#### What you need to do
Search the material for the string "JSON", then return every line where it is found.
-------- Rows --------
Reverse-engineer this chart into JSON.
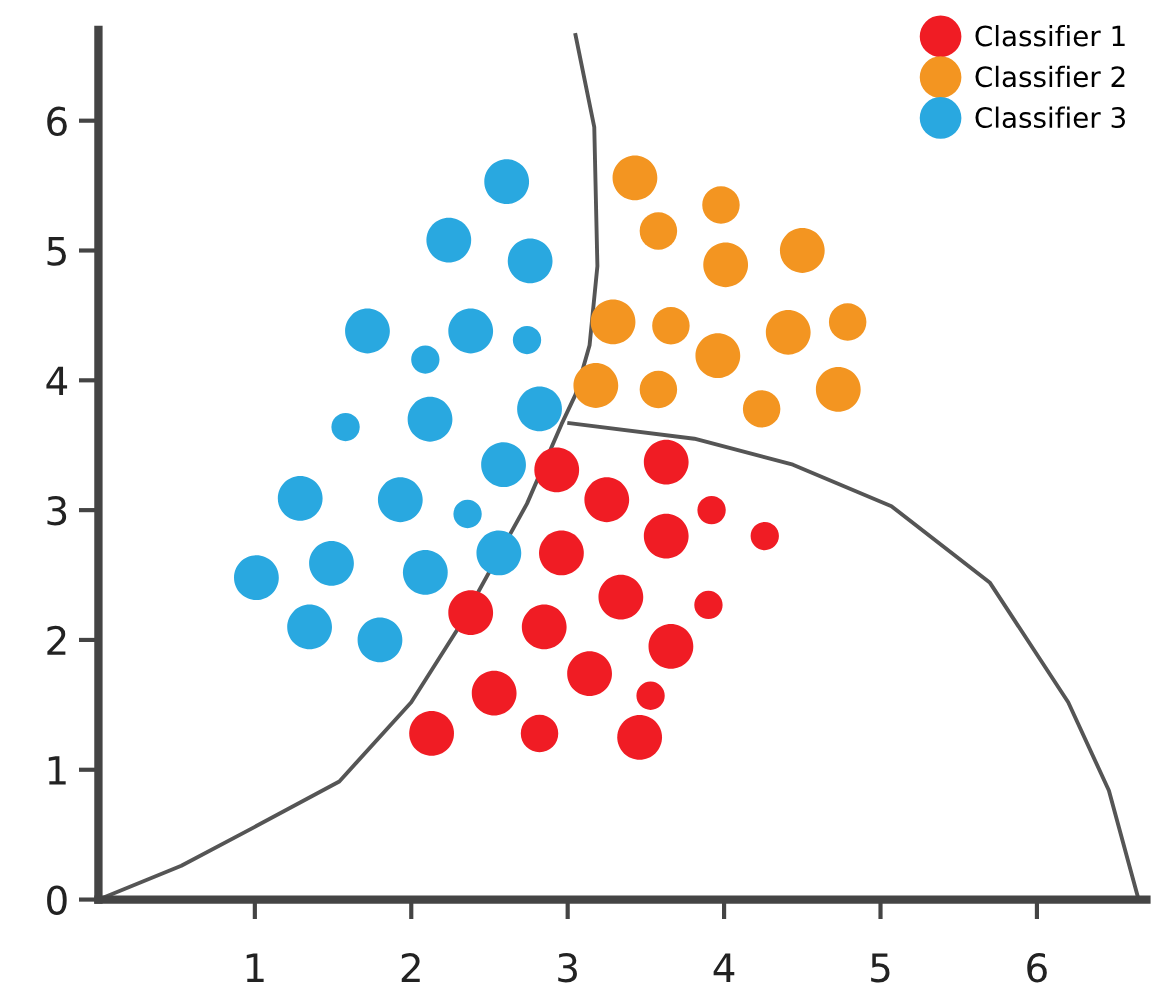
{
  "chart_data": {
    "type": "bubble",
    "xlim": [
      0,
      6.7
    ],
    "ylim": [
      0,
      6.7
    ],
    "xticks": [
      1,
      2,
      3,
      4,
      5,
      6
    ],
    "yticks": [
      {
        "value": 0,
        "label": "0"
      },
      1,
      2,
      3,
      4,
      5,
      6
    ],
    "grid": false,
    "legend": "top right",
    "marker": "circle",
    "series": [
      {
        "name": "Classifier 1",
        "color": "#f01c24",
        "x": [
          2.93,
          3.63,
          3.25,
          3.92,
          4.26,
          3.63,
          2.96,
          3.34,
          2.38,
          3.9,
          2.85,
          3.66,
          3.14,
          2.53,
          3.53,
          2.13,
          2.82,
          3.46
        ],
        "values": [
          3.31,
          3.37,
          3.08,
          3.0,
          2.8,
          2.8,
          2.67,
          2.33,
          2.21,
          2.27,
          2.1,
          1.95,
          1.74,
          1.59,
          1.57,
          1.28,
          1.28,
          1.25
        ],
        "sizes": [
          1,
          1,
          1,
          0.4,
          0.4,
          1,
          1,
          1,
          1,
          0.4,
          1,
          1,
          1,
          1,
          0.4,
          1,
          0.7,
          1
        ]
      },
      {
        "name": "Classifier 2",
        "color": "#f39521",
        "x": [
          3.43,
          3.58,
          3.98,
          4.01,
          4.5,
          3.29,
          3.66,
          3.96,
          4.41,
          4.79,
          3.18,
          3.58,
          4.24,
          4.73
        ],
        "values": [
          5.56,
          5.15,
          5.35,
          4.89,
          5.0,
          4.45,
          4.42,
          4.19,
          4.37,
          4.45,
          3.96,
          3.93,
          3.78,
          3.93
        ],
        "sizes": [
          1,
          0.7,
          0.7,
          1,
          1,
          1,
          0.7,
          1,
          1,
          0.7,
          1,
          0.7,
          0.7,
          1
        ]
      },
      {
        "name": "Classifier 3",
        "color": "#29a8e0",
        "x": [
          2.61,
          2.24,
          2.76,
          1.72,
          2.38,
          2.74,
          2.09,
          2.82,
          2.12,
          1.58,
          2.59,
          1.29,
          1.93,
          2.36,
          1.49,
          2.09,
          2.56,
          1.01,
          1.35,
          1.8
        ],
        "values": [
          5.53,
          5.08,
          4.92,
          4.38,
          4.38,
          4.31,
          4.16,
          3.78,
          3.7,
          3.64,
          3.35,
          3.09,
          3.08,
          2.97,
          2.59,
          2.52,
          2.67,
          2.48,
          2.1,
          2.0
        ],
        "sizes": [
          1,
          1,
          1,
          1,
          1,
          0.4,
          0.4,
          1,
          1,
          0.4,
          1,
          1,
          1,
          0.4,
          1,
          1,
          1,
          1,
          1,
          1
        ]
      },
      {
        "type": "line",
        "marker": "none",
        "color": "#555555",
        "x": [
          3.05,
          3.17,
          3.19,
          3.14,
          3.05,
          2.96,
          2.74,
          2.3,
          2.0,
          1.54,
          1.0,
          0.53,
          0
        ],
        "values": [
          6.66,
          5.95,
          4.88,
          4.27,
          3.89,
          3.66,
          3.05,
          2.09,
          1.52,
          0.91,
          0.56,
          0.26,
          0
        ]
      },
      {
        "type": "line",
        "marker": "none",
        "color": "#555555",
        "x": [
          3.01,
          3.81,
          4.44,
          5.07,
          5.7,
          6.2,
          6.46,
          6.65
        ],
        "values": [
          3.67,
          3.55,
          3.35,
          3.03,
          2.44,
          1.52,
          0.84,
          0
        ]
      }
    ]
  }
}
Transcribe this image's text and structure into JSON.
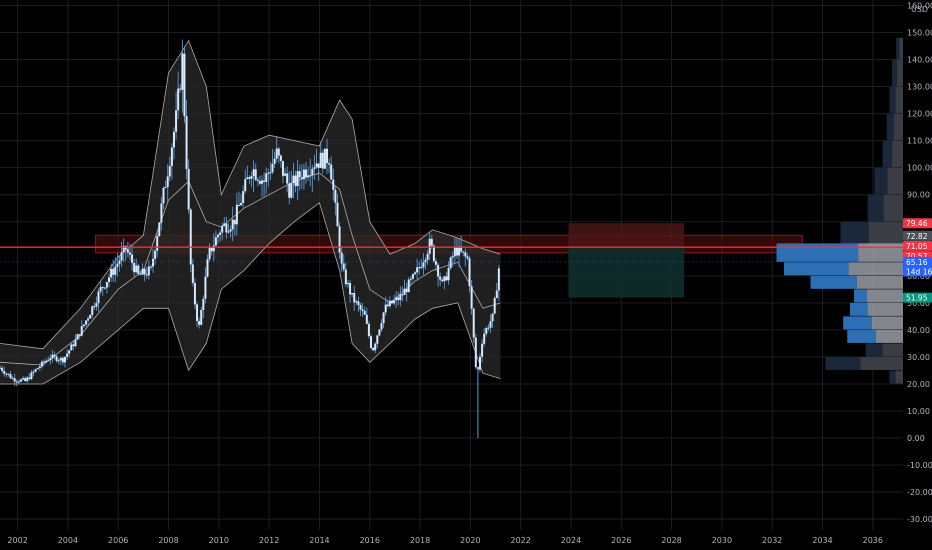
{
  "currency": "USD",
  "colors": {
    "background": "#000000",
    "grid": "#1c1e24",
    "candle_body": "#d6e9ff",
    "candle_wick": "#5b9bd5",
    "band_fill": "#2a2a2a",
    "band_line": "#c8c8c8",
    "resistance_line": "#ff2b2b",
    "zone_fill": "#5a1010",
    "stop_zone": "#4a1616",
    "target_zone": "#0e2e2c",
    "vp_blue": "#2d6fb4",
    "vp_grey": "#9a9ea6",
    "vp_dark": "#1b2a3d",
    "vp_dark_grey": "#3a3d44",
    "badge_red": "#f23645",
    "badge_blue": "#2962ff",
    "badge_teal": "#089981",
    "badge_grey": "#4b4f59"
  },
  "chart_data": {
    "type": "candlestick",
    "xlim": [
      2001.3,
      2037.2
    ],
    "ylim": [
      -34,
      162
    ],
    "x_ticks": [
      "2002",
      "2004",
      "2006",
      "2008",
      "2010",
      "2012",
      "2014",
      "2016",
      "2018",
      "2020",
      "2022",
      "2024",
      "2026",
      "2028",
      "2030",
      "2032",
      "2034",
      "2036"
    ],
    "y_ticks": [
      "160.00",
      "150.00",
      "140.00",
      "130.00",
      "120.00",
      "110.00",
      "100.00",
      "90.00",
      "80.00",
      "60.00",
      "50.00",
      "40.00",
      "30.00",
      "20.00",
      "10.00",
      "0.00",
      "-10.00",
      "-20.00",
      "-30.00"
    ],
    "price_path": [
      [
        2001.3,
        26
      ],
      [
        2001.8,
        22
      ],
      [
        2002.3,
        21
      ],
      [
        2002.8,
        26
      ],
      [
        2003.3,
        30
      ],
      [
        2003.8,
        29
      ],
      [
        2004.3,
        36
      ],
      [
        2004.8,
        45
      ],
      [
        2005.3,
        55
      ],
      [
        2005.8,
        62
      ],
      [
        2006.3,
        70
      ],
      [
        2006.8,
        60
      ],
      [
        2007.3,
        62
      ],
      [
        2007.8,
        90
      ],
      [
        2008.3,
        118
      ],
      [
        2008.55,
        140
      ],
      [
        2008.9,
        60
      ],
      [
        2009.2,
        40
      ],
      [
        2009.6,
        68
      ],
      [
        2010.1,
        78
      ],
      [
        2010.6,
        80
      ],
      [
        2011.3,
        100
      ],
      [
        2011.8,
        95
      ],
      [
        2012.3,
        105
      ],
      [
        2012.8,
        92
      ],
      [
        2013.3,
        98
      ],
      [
        2013.8,
        102
      ],
      [
        2014.4,
        104
      ],
      [
        2014.9,
        62
      ],
      [
        2015.3,
        52
      ],
      [
        2015.8,
        45
      ],
      [
        2016.1,
        32
      ],
      [
        2016.6,
        48
      ],
      [
        2017.2,
        52
      ],
      [
        2017.8,
        60
      ],
      [
        2018.4,
        72
      ],
      [
        2018.9,
        56
      ],
      [
        2019.4,
        70
      ],
      [
        2019.9,
        66
      ],
      [
        2020.25,
        22
      ],
      [
        2020.5,
        38
      ],
      [
        2020.9,
        45
      ],
      [
        2021.2,
        68
      ]
    ],
    "spike_low": {
      "x": 2020.3,
      "y": 0
    },
    "bollinger": {
      "upper": [
        [
          2001.3,
          35
        ],
        [
          2003,
          33
        ],
        [
          2004.5,
          48
        ],
        [
          2006,
          67
        ],
        [
          2007,
          75
        ],
        [
          2008,
          135
        ],
        [
          2008.8,
          147
        ],
        [
          2009.5,
          130
        ],
        [
          2010.1,
          90
        ],
        [
          2011,
          108
        ],
        [
          2012,
          112
        ],
        [
          2013,
          110
        ],
        [
          2014,
          108
        ],
        [
          2014.8,
          125
        ],
        [
          2015.3,
          118
        ],
        [
          2016,
          80
        ],
        [
          2016.8,
          68
        ],
        [
          2017.8,
          72
        ],
        [
          2018.5,
          77
        ],
        [
          2019.5,
          74
        ],
        [
          2020.5,
          70
        ],
        [
          2021.2,
          68
        ]
      ],
      "middle": [
        [
          2001.3,
          28
        ],
        [
          2003,
          27
        ],
        [
          2004.5,
          38
        ],
        [
          2006,
          55
        ],
        [
          2007,
          62
        ],
        [
          2008,
          88
        ],
        [
          2008.8,
          95
        ],
        [
          2009.5,
          80
        ],
        [
          2010.1,
          78
        ],
        [
          2011,
          85
        ],
        [
          2012,
          90
        ],
        [
          2013,
          95
        ],
        [
          2014,
          98
        ],
        [
          2014.8,
          92
        ],
        [
          2015.3,
          75
        ],
        [
          2016,
          55
        ],
        [
          2016.8,
          50
        ],
        [
          2017.8,
          58
        ],
        [
          2018.5,
          62
        ],
        [
          2019.5,
          65
        ],
        [
          2020.5,
          48
        ],
        [
          2021.2,
          50
        ]
      ],
      "lower": [
        [
          2001.3,
          20
        ],
        [
          2003,
          20
        ],
        [
          2004.5,
          28
        ],
        [
          2006,
          40
        ],
        [
          2007,
          48
        ],
        [
          2008,
          48
        ],
        [
          2008.8,
          25
        ],
        [
          2009.5,
          35
        ],
        [
          2010.1,
          55
        ],
        [
          2011,
          62
        ],
        [
          2012,
          72
        ],
        [
          2013,
          80
        ],
        [
          2014,
          87
        ],
        [
          2014.8,
          62
        ],
        [
          2015.3,
          35
        ],
        [
          2016,
          28
        ],
        [
          2016.8,
          35
        ],
        [
          2017.8,
          44
        ],
        [
          2018.5,
          48
        ],
        [
          2019.5,
          50
        ],
        [
          2020.5,
          24
        ],
        [
          2021.2,
          22
        ]
      ]
    },
    "resistance_zone": {
      "x_from": 2005.1,
      "x_to": 2033.2,
      "y_from": 68.5,
      "y_to": 75
    },
    "resistance_line": {
      "y": 70.57
    },
    "position": {
      "x_from": 2023.9,
      "x_to": 2028.5,
      "entry": 70.57,
      "stop": 79.46,
      "target": 51.95
    },
    "volume_profile": [
      {
        "low": 140,
        "high": 148,
        "total": 1.0,
        "up": 0.0
      },
      {
        "low": 130,
        "high": 140,
        "total": 1.6,
        "up": 0.0
      },
      {
        "low": 120,
        "high": 130,
        "total": 2.0,
        "up": 0.0
      },
      {
        "low": 110,
        "high": 120,
        "total": 2.4,
        "up": 0.0
      },
      {
        "low": 100,
        "high": 110,
        "total": 3.0,
        "up": 0.0
      },
      {
        "low": 90,
        "high": 100,
        "total": 4.2,
        "up": 0.0
      },
      {
        "low": 80,
        "high": 90,
        "total": 5.2,
        "up": 0.0
      },
      {
        "low": 70,
        "high": 80,
        "total": 9.2,
        "up": 0.0
      },
      {
        "low": 65,
        "high": 72,
        "total": 18.6,
        "up": 12.0
      },
      {
        "low": 60,
        "high": 65,
        "total": 17.5,
        "up": 9.5
      },
      {
        "low": 55,
        "high": 60,
        "total": 13.6,
        "up": 6.8
      },
      {
        "low": 50,
        "high": 55,
        "total": 7.2,
        "up": 1.9
      },
      {
        "low": 45,
        "high": 50,
        "total": 7.8,
        "up": 2.6
      },
      {
        "low": 40,
        "high": 45,
        "total": 8.8,
        "up": 4.2
      },
      {
        "low": 35,
        "high": 40,
        "total": 8.2,
        "up": 4.2
      },
      {
        "low": 30,
        "high": 35,
        "total": 5.5,
        "up": 0.0
      },
      {
        "low": 25,
        "high": 30,
        "total": 11.4,
        "up": 0.0
      },
      {
        "low": 20,
        "high": 25,
        "total": 2.0,
        "up": 0.0
      }
    ],
    "price_badges": [
      {
        "label": "79.46",
        "y": 79.46,
        "color": "badge_red"
      },
      {
        "label": "72.82",
        "y": 74.8,
        "color": "badge_grey"
      },
      {
        "label": "71.05",
        "y": 71.05,
        "color": "badge_red"
      },
      {
        "label": "70.57",
        "y": 67.3,
        "color": "badge_red"
      },
      {
        "label": "65.16",
        "y": 65.16,
        "color": "badge_blue"
      },
      {
        "label": "14d 16h",
        "y": 61.6,
        "color": "badge_blue"
      },
      {
        "label": "51.95",
        "y": 51.95,
        "color": "badge_teal"
      }
    ]
  }
}
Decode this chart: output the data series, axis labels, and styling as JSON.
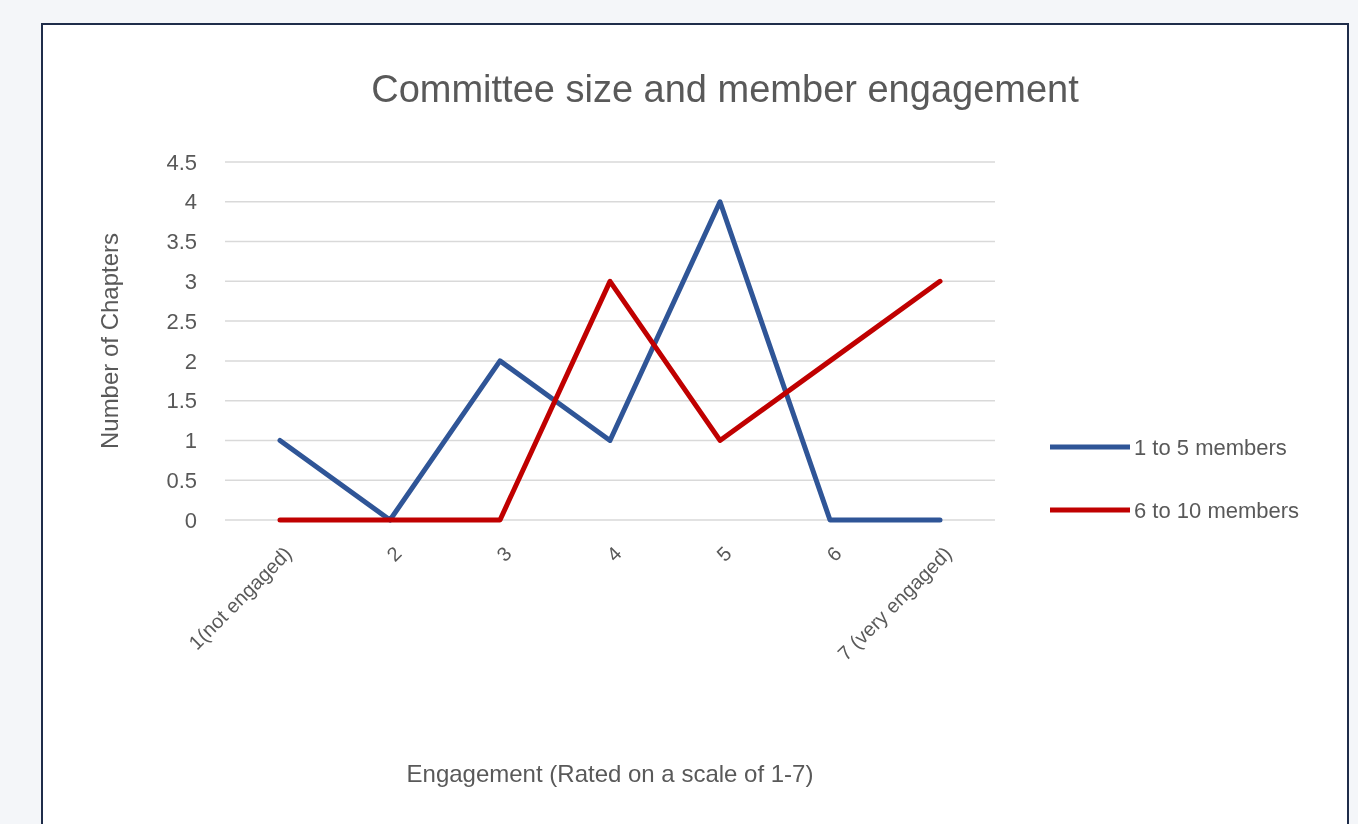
{
  "chart_data": {
    "type": "line",
    "title": "Committee size and member engagement",
    "xlabel": "Engagement  (Rated on a scale of 1-7)",
    "ylabel": "Number  of Chapters",
    "categories": [
      "1(not engaged)",
      "2",
      "3",
      "4",
      "5",
      "6",
      "7 (very engaged)"
    ],
    "series": [
      {
        "name": "1 to 5 members",
        "color": "#2f5597",
        "values": [
          1,
          0,
          2,
          1,
          4,
          0,
          0
        ]
      },
      {
        "name": "6 to 10 members",
        "color": "#c00000",
        "values": [
          0,
          0,
          0,
          3,
          1,
          2,
          3
        ]
      }
    ],
    "ylim": [
      0,
      4.5
    ],
    "yticks": [
      0,
      0.5,
      1,
      1.5,
      2,
      2.5,
      3,
      3.5,
      4,
      4.5
    ],
    "grid": "y",
    "legend": "right",
    "marker": "none",
    "line_style": "solid"
  }
}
--------
#### Full output
Reverse-engineer this chart into JSON.
Transcribe this image's text and structure into JSON.
Decode this chart: output the data series, axis labels, and styling as JSON.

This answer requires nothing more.